What the task asks:
Quote the listing in full, exactly as given, minus any pictures.

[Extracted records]
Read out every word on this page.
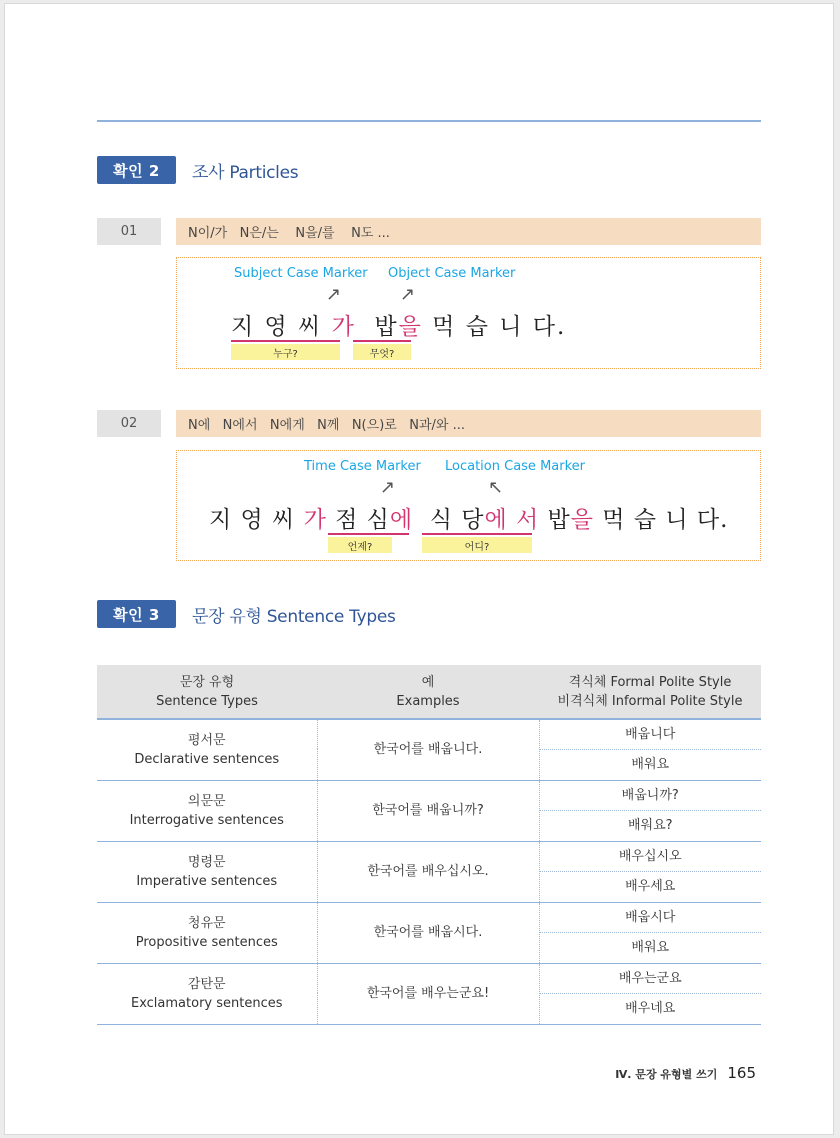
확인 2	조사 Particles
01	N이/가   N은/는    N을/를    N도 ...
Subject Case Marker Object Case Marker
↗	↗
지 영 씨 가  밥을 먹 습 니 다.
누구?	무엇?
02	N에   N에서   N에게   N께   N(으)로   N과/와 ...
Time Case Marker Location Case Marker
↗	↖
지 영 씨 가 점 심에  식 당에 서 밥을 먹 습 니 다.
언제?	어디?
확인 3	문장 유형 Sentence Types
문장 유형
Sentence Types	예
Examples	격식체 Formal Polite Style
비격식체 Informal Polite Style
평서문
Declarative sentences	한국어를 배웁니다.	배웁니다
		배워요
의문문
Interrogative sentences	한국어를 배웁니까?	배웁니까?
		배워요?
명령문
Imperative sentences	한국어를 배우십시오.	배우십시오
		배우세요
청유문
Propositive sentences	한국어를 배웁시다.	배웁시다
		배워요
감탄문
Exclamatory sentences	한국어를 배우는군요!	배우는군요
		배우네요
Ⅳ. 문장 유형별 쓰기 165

Response:
Read out every word on this page.
확인 2	조사 Particles
01	N이/가   N은/는    N을/를    N도 ...
Subject Case Marker Object Case Marker
↗	↗
지 영 씨 가  밥을 먹 습 니 다.
누구?	무엇?
02	N에   N에서   N에게   N께   N(으)로   N과/와 ...
Time Case Marker Location Case Marker
↗	↖
지 영 씨 가 점 심에  식 당에 서 밥을 먹 습 니 다.
언제?	어디?
확인 3	문장 유형 Sentence Types
문장 유형
Sentence Types	예
Examples	격식체 Formal Polite Style
비격식체 Informal Polite Style
평서문
Declarative sentences	한국어를 배웁니다.	배웁니다
		배워요
의문문
Interrogative sentences	한국어를 배웁니까?	배웁니까?
		배워요?
명령문
Imperative sentences	한국어를 배우십시오.	배우십시오
		배우세요
청유문
Propositive sentences	한국어를 배웁시다.	배웁시다
		배워요
감탄문
Exclamatory sentences	한국어를 배우는군요!	배우는군요
		배우네요
Ⅳ. 문장 유형별 쓰기 165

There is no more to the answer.